您的代码在计算单向时延(OWD)和往返时延(RTT)时存在一些潜在的问题,主要集中在时间同步(Time Synchronization)的实现上。以下是详细分析和建议:

1. 时间同步协议的问题

当前实现的流程:

  1. 发起方(VideoInitiatorFragment)

    • 定期发送 time_sync_request,包含发送时间 t1
    • 接收到 time_sync_response 后,记录接收时间 t4,并使用 t2t3 来计算 RTT 和时钟偏移量(clockOffset)。

  2. 接收方(VideoReceiverFragment)

    • 接收到 time_sync_request 后,立即记录接收时间 t2 和发送时间 t3,并发送回 time_sync_response

存在的问题:

  • t2t3 的设定方式

    • VideoReceiverFragment 中,t2t3 是在接收到请求后立即设定的,没有考虑任何处理时间。这意味着 t3 - t2 ≈ 0,导致 RTT 计算为 t4 - t1,忽略了接收方处理请求并发送响应所需的时间。这会使 RTT 的计算不准确,从而影响 clockOffset 和 OWD 的计算。

  • 单向时延(OWD)的计算

    • 当前代码中,OWD 被计算为 (t2 - t1) - clockOffset。然而,由于 clockOffset 的计算基于不准确的 RTT,这导致 OWD 的估计也不准确。

  • 时间同步的准确性

    • 使用简单的时间同步方法(类似于 NTP)需要多次往返时间测量以减少网络抖动和提高准确性。当前实现仅进行一次同步,可能无法提供足够的精度。

* _所给记录_:
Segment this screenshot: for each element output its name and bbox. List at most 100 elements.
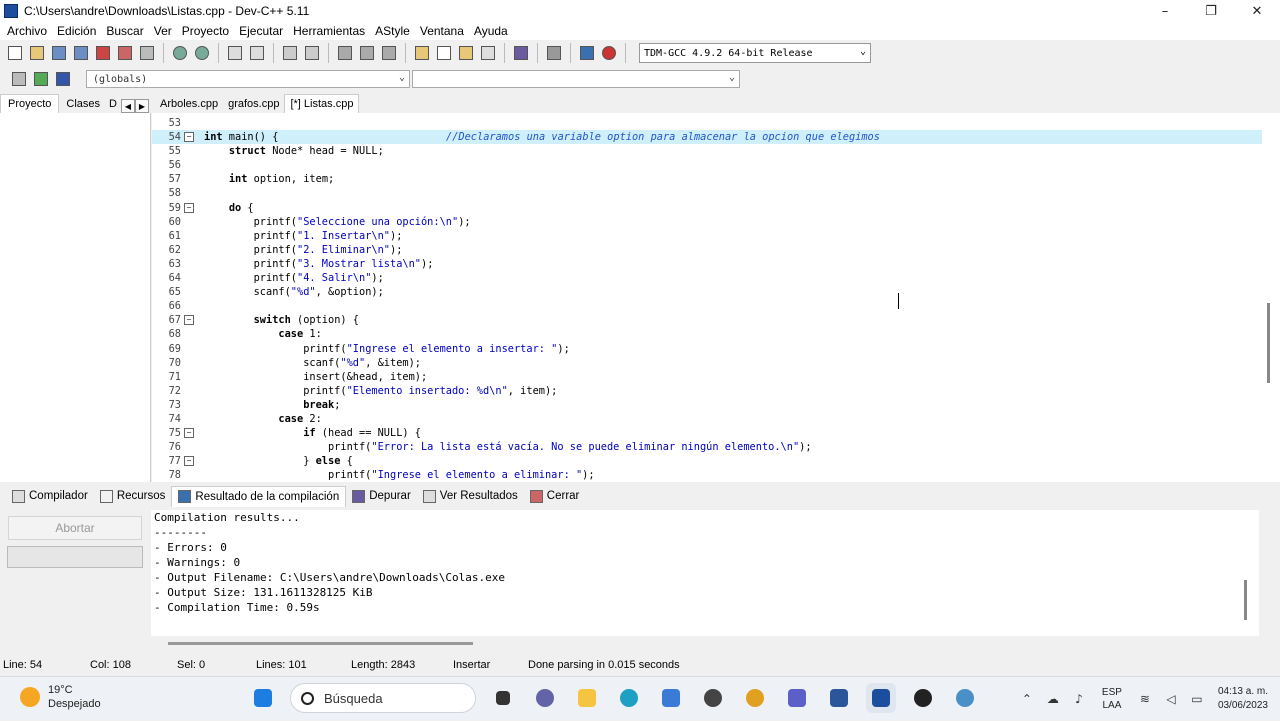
stop-icon[interactable] [544, 43, 564, 63]
close-all-icon[interactable] [115, 43, 135, 63]
code-line[interactable]: 74 case 2: [152, 412, 1262, 426]
replace-icon[interactable] [247, 43, 267, 63]
code-line[interactable]: 77− } else { [152, 454, 1262, 468]
output-hscrollbar[interactable] [168, 642, 473, 645]
menu-astyle[interactable]: AStyle [375, 24, 410, 38]
forward-icon[interactable] [357, 43, 377, 63]
tab-depurar[interactable]: Depurar [346, 486, 417, 507]
menu-ayuda[interactable]: Ayuda [474, 24, 508, 38]
chrome-icon[interactable] [740, 683, 770, 713]
code-line[interactable]: 55 struct Node* head = NULL; [152, 144, 1262, 158]
github-desktop-icon[interactable] [908, 683, 938, 713]
menu-ventana[interactable]: Ventana [420, 24, 464, 38]
layout-window-icon[interactable] [434, 43, 454, 63]
maximize-button[interactable]: ❐ [1188, 0, 1234, 22]
compiler-select[interactable]: TDM-GCC 4.9.2 64-bit Release ⌄ [639, 43, 871, 63]
fold-collapse-icon[interactable]: − [184, 132, 194, 143]
fold-collapse-icon[interactable]: − [184, 456, 194, 467]
code-line[interactable]: 66 [152, 299, 1262, 313]
weather-widget[interactable]: 19°C Despejado [20, 683, 101, 711]
code-line[interactable]: 58 [152, 186, 1262, 200]
editor-scrollbar[interactable] [1267, 303, 1270, 383]
teams-chat-icon[interactable] [530, 683, 560, 713]
battery-icon[interactable]: ▭ [1188, 690, 1206, 708]
new-file-icon[interactable] [5, 43, 25, 63]
menu-edicion[interactable]: Edición [57, 24, 96, 38]
code-line[interactable]: 76 printf("Error: La lista está vacía. N… [152, 440, 1262, 454]
code-line[interactable]: 78 printf("Ingrese el elemento a elimina… [152, 468, 1262, 482]
tab-debug[interactable]: D [107, 94, 119, 113]
taskbar-search[interactable]: Búsqueda [290, 683, 476, 713]
store-icon[interactable] [656, 683, 686, 713]
tab-clases[interactable]: Clases [59, 94, 107, 113]
code-line[interactable]: 54− int main() {//Declaramos una variable… [152, 130, 1262, 145]
menu-ver[interactable]: Ver [154, 24, 172, 38]
network-globe-icon[interactable] [950, 683, 980, 713]
save-all-icon[interactable] [71, 43, 91, 63]
layout-tiles-icon[interactable] [478, 43, 498, 63]
code-line[interactable]: 56 [152, 158, 1262, 172]
book-icon[interactable] [53, 69, 73, 89]
code-line[interactable]: 65 scanf("%d", &option); [152, 285, 1262, 299]
code-line[interactable]: 67− switch (option) { [152, 313, 1262, 327]
layout-split-icon[interactable] [456, 43, 476, 63]
save-icon[interactable] [49, 43, 69, 63]
menu-buscar[interactable]: Buscar [106, 24, 143, 38]
indent-icon[interactable] [280, 43, 300, 63]
tab-scroll-left-icon[interactable]: ◀ [121, 99, 135, 113]
language-indicator[interactable]: ESP LAA [1102, 686, 1122, 712]
code-line[interactable]: 64 printf("4. Salir\n"); [152, 271, 1262, 285]
tab-scroll-right-icon[interactable]: ▶ [135, 99, 149, 113]
code-line[interactable]: 59− do { [152, 201, 1262, 215]
redo-icon[interactable] [192, 43, 212, 63]
code-line[interactable]: 71 insert(&head, item); [152, 370, 1262, 384]
close-file-icon[interactable] [93, 43, 113, 63]
clock[interactable]: 04:13 a. m. 03/06/2023 [1218, 685, 1268, 713]
code-line[interactable]: 62 printf("2. Eliminar\n"); [152, 243, 1262, 257]
menu-ejecutar[interactable]: Ejecutar [239, 24, 283, 38]
windows-start-icon[interactable] [248, 683, 278, 713]
code-line[interactable]: 73 break; [152, 398, 1262, 412]
code-line[interactable]: 72 printf("Elemento insertado: %d\n", it… [152, 384, 1262, 398]
output-scrollbar[interactable] [1244, 580, 1247, 620]
word-icon[interactable] [824, 683, 854, 713]
add-class-icon[interactable] [9, 69, 29, 89]
tab-recursos[interactable]: Recursos [94, 486, 172, 507]
menu-proyecto[interactable]: Proyecto [182, 24, 229, 38]
onedrive-icon[interactable]: ☁ [1044, 690, 1062, 708]
close-button[interactable]: ✕ [1234, 0, 1280, 22]
check-syntax-icon[interactable] [511, 43, 531, 63]
code-line[interactable]: 63 printf("3. Mostrar lista\n"); [152, 257, 1262, 271]
scope-select[interactable]: (globals) ⌄ [86, 70, 410, 88]
code-line[interactable]: 57 int option, item; [152, 172, 1262, 186]
fold-collapse-icon[interactable]: − [184, 428, 194, 439]
tab-compilador[interactable]: Compilador [6, 486, 94, 507]
microphone-icon[interactable]: ♪ [1070, 690, 1088, 708]
code-line[interactable]: 61 printf("1. Insertar\n"); [152, 229, 1262, 243]
unindent-icon[interactable] [302, 43, 322, 63]
code-editor[interactable]: 53 54− int main() {//Declaramos una variab… [152, 113, 1280, 482]
edge-icon[interactable] [614, 683, 644, 713]
open-file-icon[interactable] [27, 43, 47, 63]
function-select[interactable]: ⌄ [412, 70, 740, 88]
back-icon[interactable] [335, 43, 355, 63]
undo-icon[interactable] [170, 43, 190, 63]
code-line[interactable]: 69 printf("Ingrese el elemento a inserta… [152, 342, 1262, 356]
goto-icon[interactable] [31, 69, 51, 89]
find-icon[interactable] [225, 43, 245, 63]
code-line[interactable]: 53 [152, 116, 1262, 130]
menu-herramientas[interactable]: Herramientas [293, 24, 365, 38]
fold-collapse-icon[interactable]: − [184, 202, 194, 213]
wifi-icon[interactable]: ≋ [1136, 690, 1154, 708]
chart-icon[interactable] [577, 43, 597, 63]
abort-button[interactable]: Abortar [8, 516, 142, 540]
menu-archivo[interactable]: Archivo [7, 24, 47, 38]
teams-icon[interactable] [782, 683, 812, 713]
debug-bug-icon[interactable] [599, 43, 619, 63]
tab-cerrar[interactable]: Cerrar [524, 486, 586, 507]
code-line[interactable]: 75− if (head == NULL) { [152, 426, 1262, 440]
volume-icon[interactable]: ◁ [1162, 690, 1180, 708]
tab-proyecto[interactable]: Proyecto [0, 94, 60, 113]
tab-ver-resultados[interactable]: Ver Resultados [417, 486, 524, 507]
code-line[interactable]: 60 printf("Seleccione una opción:\n"); [152, 215, 1262, 229]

* _练习任务_:
A: 把摘录里以"在 VideoReceiverFragment 中"开头的那一段,改写成一个简短的要点列表,主要事实都要保留。
B: 按照摘录的说法,当前代码里的 OWD 是用什么式子算出来的?
这些记录来自另外的出处,跟上面的摘录无关。

* _练习结果_:
A:
- 在 VideoReceiverFragment 里,收到请求后马上就设定 t2 和 t3,没有算上任何处理时间。
- 所以 t3 - t2 ≈ 0,RTT 被算成 t4 - t1。这样就漏掉了接收方处理请求、发回响应要花的时间。
- RTT 因此算得不准,clockOffset 和 OWD 的计算也会跟着受影响。

B: OWD 被算成 (t2 - t1) - clockOffset。